[Data tied to figure images]
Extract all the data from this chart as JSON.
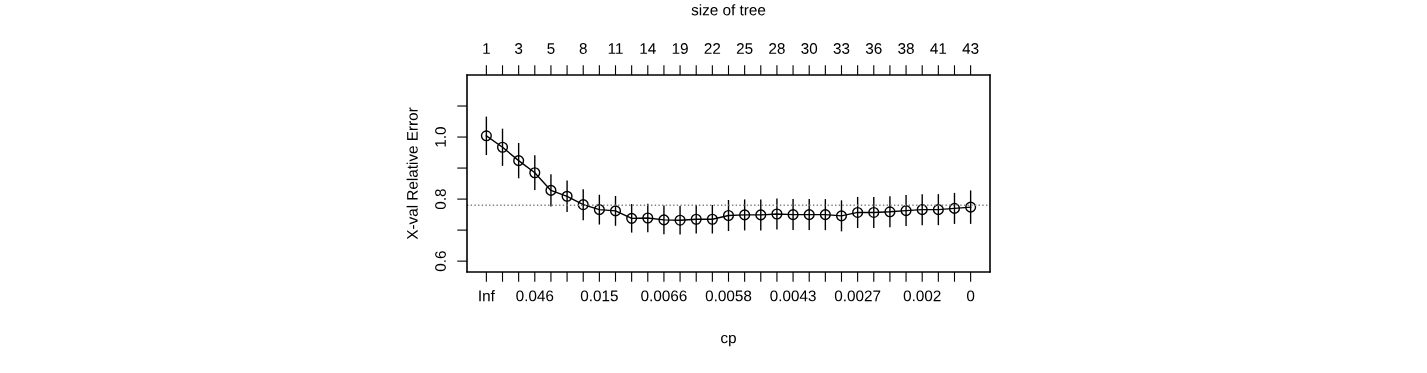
{
  "chart_data": {
    "type": "line",
    "xlabel": "cp",
    "ylabel": "X-val Relative Error",
    "x2label": "size of tree",
    "categories": [
      "Inf",
      null,
      null,
      "0.046",
      null,
      null,
      null,
      "0.015",
      null,
      null,
      null,
      "0.0066",
      null,
      null,
      null,
      "0.0058",
      null,
      null,
      null,
      "0.0043",
      null,
      null,
      null,
      "0.0027",
      null,
      null,
      null,
      "0.002",
      null,
      null,
      "0"
    ],
    "annotations": [
      "1",
      "3",
      "5",
      "8",
      "11",
      "14",
      "19",
      "22",
      "25",
      "28",
      "30",
      "33",
      "36",
      "38",
      "41",
      "43"
    ],
    "ylim": [
      0.565,
      1.2
    ],
    "yticks": [
      0.6,
      {
        "value": 0.7,
        "label": null
      },
      0.8,
      {
        "value": 0.9,
        "label": null
      },
      {
        "value": 1.0,
        "label": "1.0"
      },
      {
        "value": 1.1,
        "label": null
      }
    ],
    "series": [
      {
        "color": "#000000",
        "values": [
          1.004,
          0.967,
          0.924,
          0.885,
          0.828,
          0.809,
          0.782,
          0.766,
          0.762,
          0.738,
          0.739,
          0.733,
          0.732,
          0.735,
          0.735,
          0.747,
          0.749,
          0.749,
          0.752,
          0.75,
          0.75,
          0.75,
          0.746,
          0.757,
          0.757,
          0.759,
          0.763,
          0.766,
          0.766,
          0.77,
          0.774
        ],
        "errors": [
          0.062,
          0.06,
          0.057,
          0.056,
          0.052,
          0.051,
          0.05,
          0.048,
          0.048,
          0.046,
          0.046,
          0.046,
          0.046,
          0.046,
          0.046,
          0.05,
          0.05,
          0.05,
          0.05,
          0.05,
          0.05,
          0.05,
          0.05,
          0.05,
          0.05,
          0.05,
          0.05,
          0.05,
          0.05,
          0.05,
          0.054
        ]
      }
    ],
    "ref_lines": [
      {
        "axis": "y",
        "value": 0.78,
        "color": "#808080",
        "line_style": "dotted"
      }
    ],
    "marker": "circle",
    "line_style": "solid",
    "grid": false,
    "legend": false
  }
}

#### Given problem
Return every line of the records exactly as given, pictures excluded.

#### Full output
Extract all the data from this chart as JSON.
{
  "chart_data": {
    "type": "line",
    "xlabel": "cp",
    "ylabel": "X-val Relative Error",
    "x2label": "size of tree",
    "categories": [
      "Inf",
      null,
      null,
      "0.046",
      null,
      null,
      null,
      "0.015",
      null,
      null,
      null,
      "0.0066",
      null,
      null,
      null,
      "0.0058",
      null,
      null,
      null,
      "0.0043",
      null,
      null,
      null,
      "0.0027",
      null,
      null,
      null,
      "0.002",
      null,
      null,
      "0"
    ],
    "annotations": [
      "1",
      "3",
      "5",
      "8",
      "11",
      "14",
      "19",
      "22",
      "25",
      "28",
      "30",
      "33",
      "36",
      "38",
      "41",
      "43"
    ],
    "ylim": [
      0.565,
      1.2
    ],
    "yticks": [
      0.6,
      {
        "value": 0.7,
        "label": null
      },
      0.8,
      {
        "value": 0.9,
        "label": null
      },
      {
        "value": 1.0,
        "label": "1.0"
      },
      {
        "value": 1.1,
        "label": null
      }
    ],
    "series": [
      {
        "color": "#000000",
        "values": [
          1.004,
          0.967,
          0.924,
          0.885,
          0.828,
          0.809,
          0.782,
          0.766,
          0.762,
          0.738,
          0.739,
          0.733,
          0.732,
          0.735,
          0.735,
          0.747,
          0.749,
          0.749,
          0.752,
          0.75,
          0.75,
          0.75,
          0.746,
          0.757,
          0.757,
          0.759,
          0.763,
          0.766,
          0.766,
          0.77,
          0.774
        ],
        "errors": [
          0.062,
          0.06,
          0.057,
          0.056,
          0.052,
          0.051,
          0.05,
          0.048,
          0.048,
          0.046,
          0.046,
          0.046,
          0.046,
          0.046,
          0.046,
          0.05,
          0.05,
          0.05,
          0.05,
          0.05,
          0.05,
          0.05,
          0.05,
          0.05,
          0.05,
          0.05,
          0.05,
          0.05,
          0.05,
          0.05,
          0.054
        ]
      }
    ],
    "ref_lines": [
      {
        "axis": "y",
        "value": 0.78,
        "color": "#808080",
        "line_style": "dotted"
      }
    ],
    "marker": "circle",
    "line_style": "solid",
    "grid": false,
    "legend": false
  }
}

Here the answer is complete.